§ OBJECTIVE:
Go through the entries below, tally each line with the string "this", and give the final number by itself.
[begin MATERIAL SHOWN]
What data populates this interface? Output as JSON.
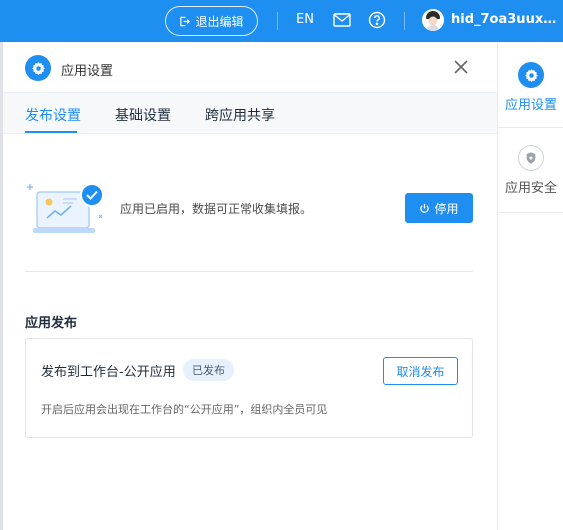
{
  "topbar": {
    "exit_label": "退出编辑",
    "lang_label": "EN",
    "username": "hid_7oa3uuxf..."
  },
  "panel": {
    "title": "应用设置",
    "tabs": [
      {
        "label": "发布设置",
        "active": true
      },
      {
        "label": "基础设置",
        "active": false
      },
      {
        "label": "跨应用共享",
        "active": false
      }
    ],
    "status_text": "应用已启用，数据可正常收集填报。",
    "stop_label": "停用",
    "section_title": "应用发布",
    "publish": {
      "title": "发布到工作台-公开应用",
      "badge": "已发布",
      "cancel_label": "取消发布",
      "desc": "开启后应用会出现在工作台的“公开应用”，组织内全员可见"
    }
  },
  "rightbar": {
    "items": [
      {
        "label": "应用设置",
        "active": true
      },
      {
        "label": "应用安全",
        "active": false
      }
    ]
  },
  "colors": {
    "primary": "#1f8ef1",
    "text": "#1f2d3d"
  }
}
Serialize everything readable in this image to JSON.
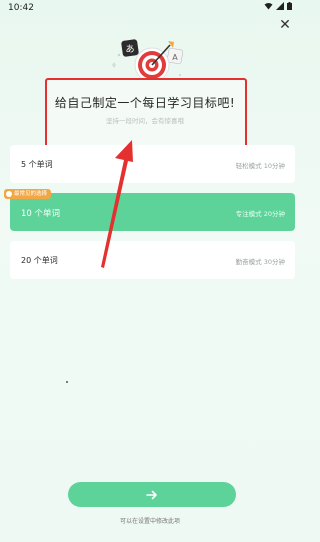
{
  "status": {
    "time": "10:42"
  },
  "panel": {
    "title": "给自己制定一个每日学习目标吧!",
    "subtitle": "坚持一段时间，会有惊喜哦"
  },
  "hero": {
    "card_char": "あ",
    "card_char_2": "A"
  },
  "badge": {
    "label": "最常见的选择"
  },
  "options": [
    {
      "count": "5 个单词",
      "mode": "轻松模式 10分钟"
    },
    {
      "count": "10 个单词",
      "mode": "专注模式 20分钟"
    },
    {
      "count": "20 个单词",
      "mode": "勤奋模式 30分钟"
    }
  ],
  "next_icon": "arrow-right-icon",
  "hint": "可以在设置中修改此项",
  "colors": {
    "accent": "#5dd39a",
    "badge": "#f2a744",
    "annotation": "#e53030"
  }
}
[end MATERIAL SHOWN]
[begin MATERIAL SHOWN]
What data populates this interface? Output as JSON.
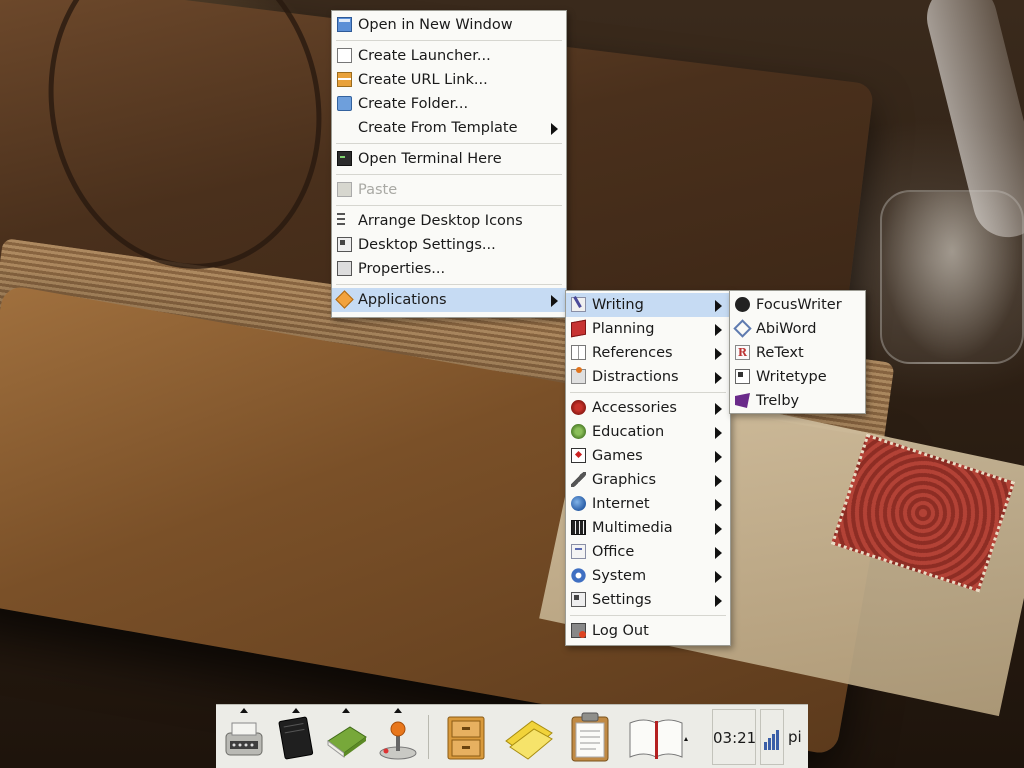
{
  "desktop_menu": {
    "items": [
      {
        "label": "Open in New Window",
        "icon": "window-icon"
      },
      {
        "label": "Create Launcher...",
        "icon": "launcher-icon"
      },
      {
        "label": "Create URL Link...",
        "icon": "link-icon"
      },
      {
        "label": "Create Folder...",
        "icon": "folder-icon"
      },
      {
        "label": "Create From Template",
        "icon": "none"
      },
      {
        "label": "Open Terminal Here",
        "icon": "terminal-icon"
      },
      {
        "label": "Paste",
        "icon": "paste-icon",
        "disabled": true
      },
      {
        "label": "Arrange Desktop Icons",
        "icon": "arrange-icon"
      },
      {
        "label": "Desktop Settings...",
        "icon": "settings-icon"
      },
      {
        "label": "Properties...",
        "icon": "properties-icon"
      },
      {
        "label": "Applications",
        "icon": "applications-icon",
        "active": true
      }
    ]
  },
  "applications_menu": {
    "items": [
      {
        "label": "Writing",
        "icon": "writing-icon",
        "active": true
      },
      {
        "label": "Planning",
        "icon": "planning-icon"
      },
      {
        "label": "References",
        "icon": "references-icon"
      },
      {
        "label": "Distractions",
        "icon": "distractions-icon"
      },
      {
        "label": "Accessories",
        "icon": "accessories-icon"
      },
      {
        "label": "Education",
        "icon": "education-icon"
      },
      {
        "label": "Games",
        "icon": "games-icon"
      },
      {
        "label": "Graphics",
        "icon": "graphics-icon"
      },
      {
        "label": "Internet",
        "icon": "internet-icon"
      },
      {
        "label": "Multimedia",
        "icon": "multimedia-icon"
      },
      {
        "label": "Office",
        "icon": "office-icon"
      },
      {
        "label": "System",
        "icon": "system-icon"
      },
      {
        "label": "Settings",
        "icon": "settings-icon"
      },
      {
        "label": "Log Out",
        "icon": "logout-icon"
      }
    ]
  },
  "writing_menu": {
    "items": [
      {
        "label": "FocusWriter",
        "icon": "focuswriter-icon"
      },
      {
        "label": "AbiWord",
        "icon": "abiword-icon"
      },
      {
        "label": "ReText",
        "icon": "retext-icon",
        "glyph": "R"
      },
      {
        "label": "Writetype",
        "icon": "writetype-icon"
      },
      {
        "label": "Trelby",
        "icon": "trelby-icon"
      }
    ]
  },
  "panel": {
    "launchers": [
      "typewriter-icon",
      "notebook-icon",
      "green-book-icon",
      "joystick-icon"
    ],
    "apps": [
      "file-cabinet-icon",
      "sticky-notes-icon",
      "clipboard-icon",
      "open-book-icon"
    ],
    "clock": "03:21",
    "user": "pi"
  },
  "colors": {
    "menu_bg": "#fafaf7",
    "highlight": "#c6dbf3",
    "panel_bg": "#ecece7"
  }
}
[end MATERIAL SHOWN]
[begin MATERIAL SHOWN]
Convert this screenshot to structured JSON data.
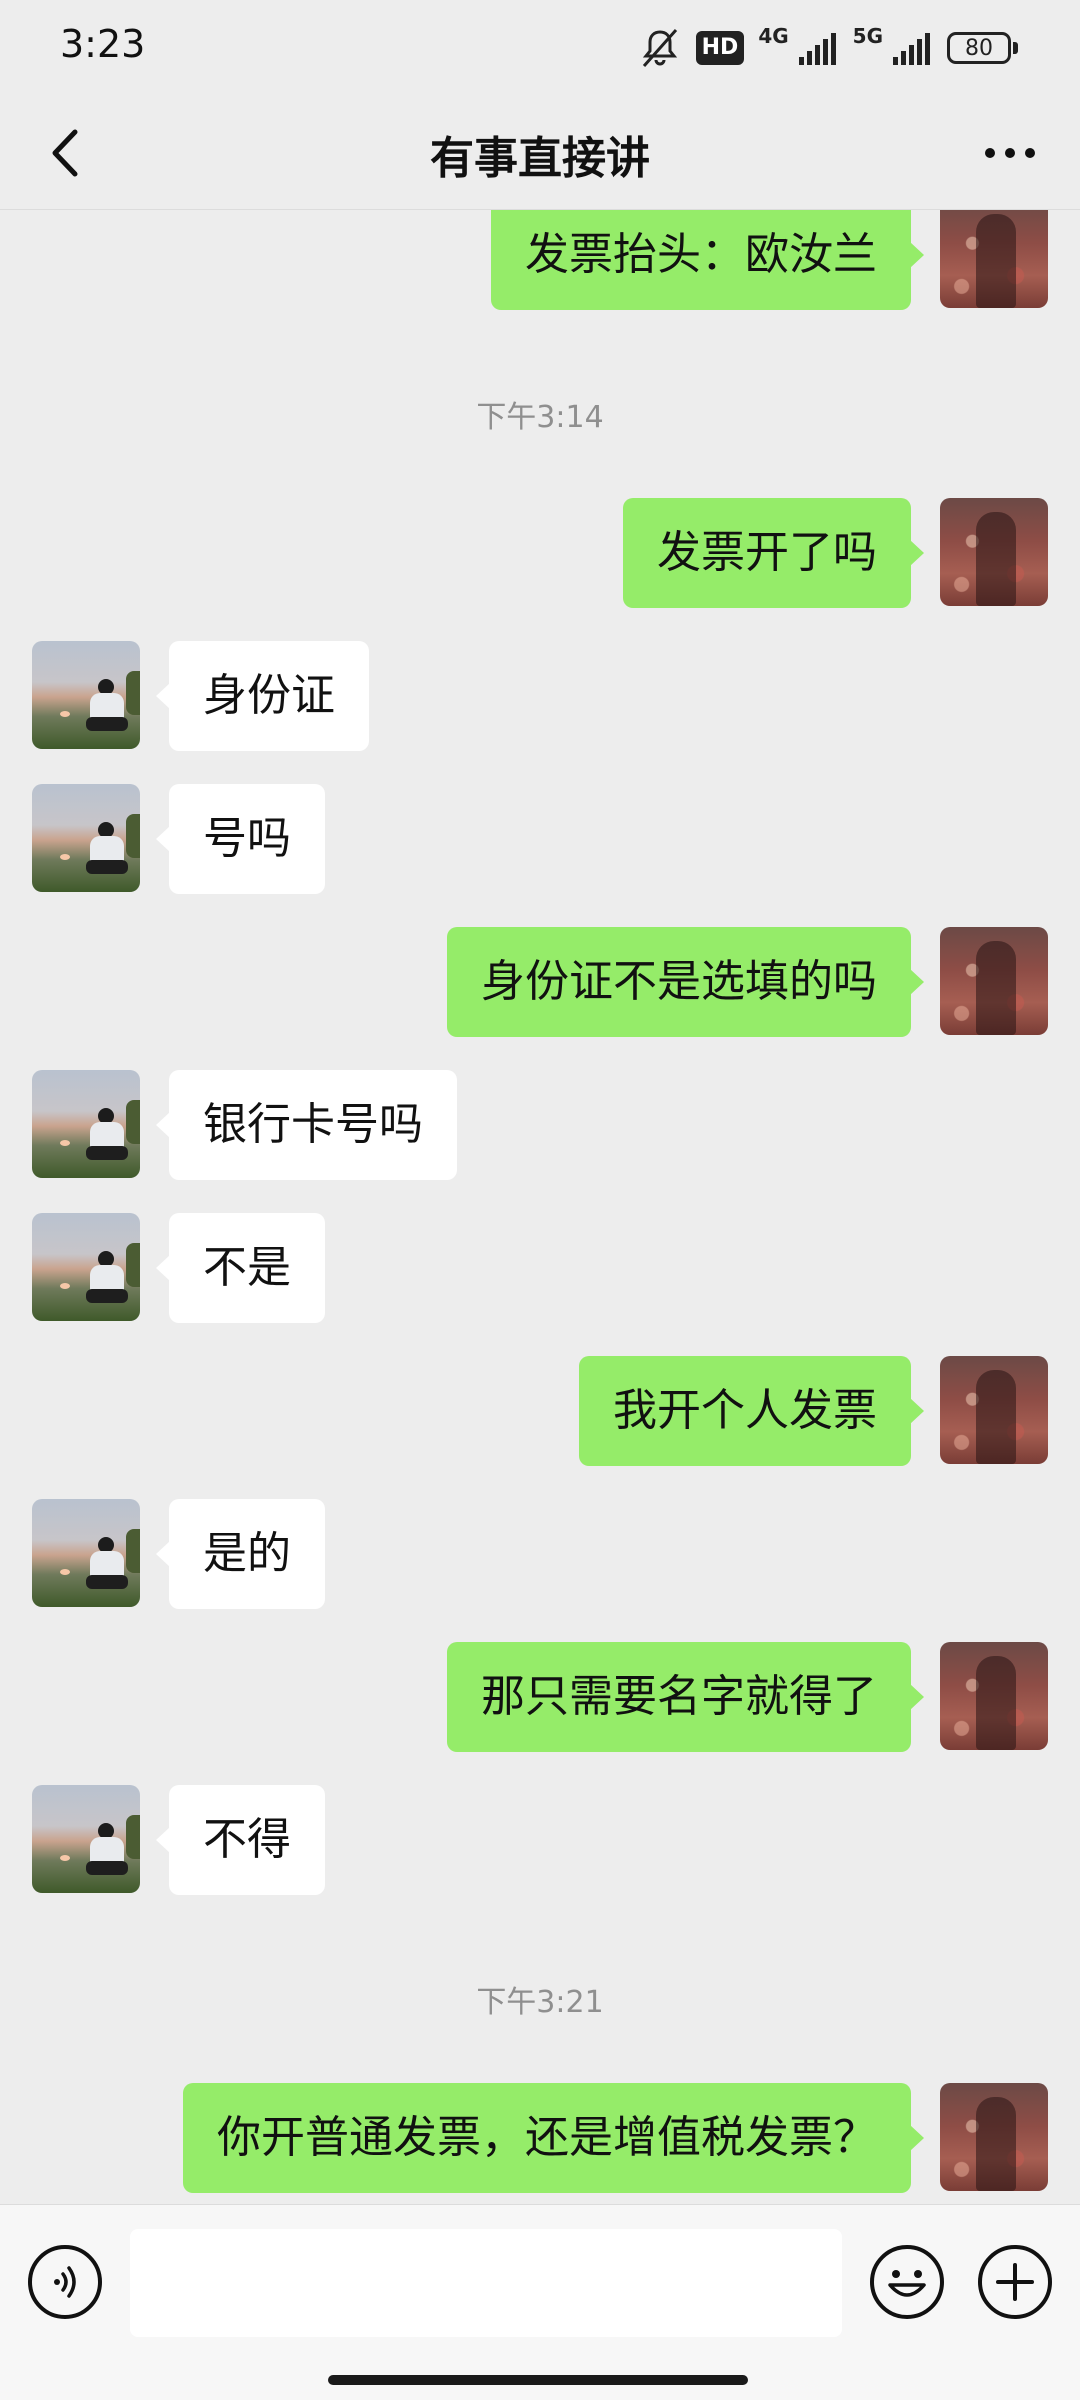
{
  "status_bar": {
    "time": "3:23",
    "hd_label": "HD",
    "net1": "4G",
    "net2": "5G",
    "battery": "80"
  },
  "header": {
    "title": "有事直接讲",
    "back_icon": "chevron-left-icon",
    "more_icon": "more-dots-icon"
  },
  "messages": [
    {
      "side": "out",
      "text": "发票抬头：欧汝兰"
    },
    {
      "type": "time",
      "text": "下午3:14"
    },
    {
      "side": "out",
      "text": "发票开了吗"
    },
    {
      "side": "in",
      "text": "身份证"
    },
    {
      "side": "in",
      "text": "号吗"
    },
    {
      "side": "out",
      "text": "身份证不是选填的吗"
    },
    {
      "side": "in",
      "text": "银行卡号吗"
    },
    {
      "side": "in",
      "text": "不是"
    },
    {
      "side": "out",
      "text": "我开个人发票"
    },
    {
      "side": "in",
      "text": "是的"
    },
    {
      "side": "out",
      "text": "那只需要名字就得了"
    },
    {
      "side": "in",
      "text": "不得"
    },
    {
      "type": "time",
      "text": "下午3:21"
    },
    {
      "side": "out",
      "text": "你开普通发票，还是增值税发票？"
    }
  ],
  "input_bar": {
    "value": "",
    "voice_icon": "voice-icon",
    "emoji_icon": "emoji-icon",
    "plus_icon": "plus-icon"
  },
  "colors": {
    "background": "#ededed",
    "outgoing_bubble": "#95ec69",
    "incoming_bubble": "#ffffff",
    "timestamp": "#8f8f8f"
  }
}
[end MATERIAL SHOWN]
§ RESPONSE:
4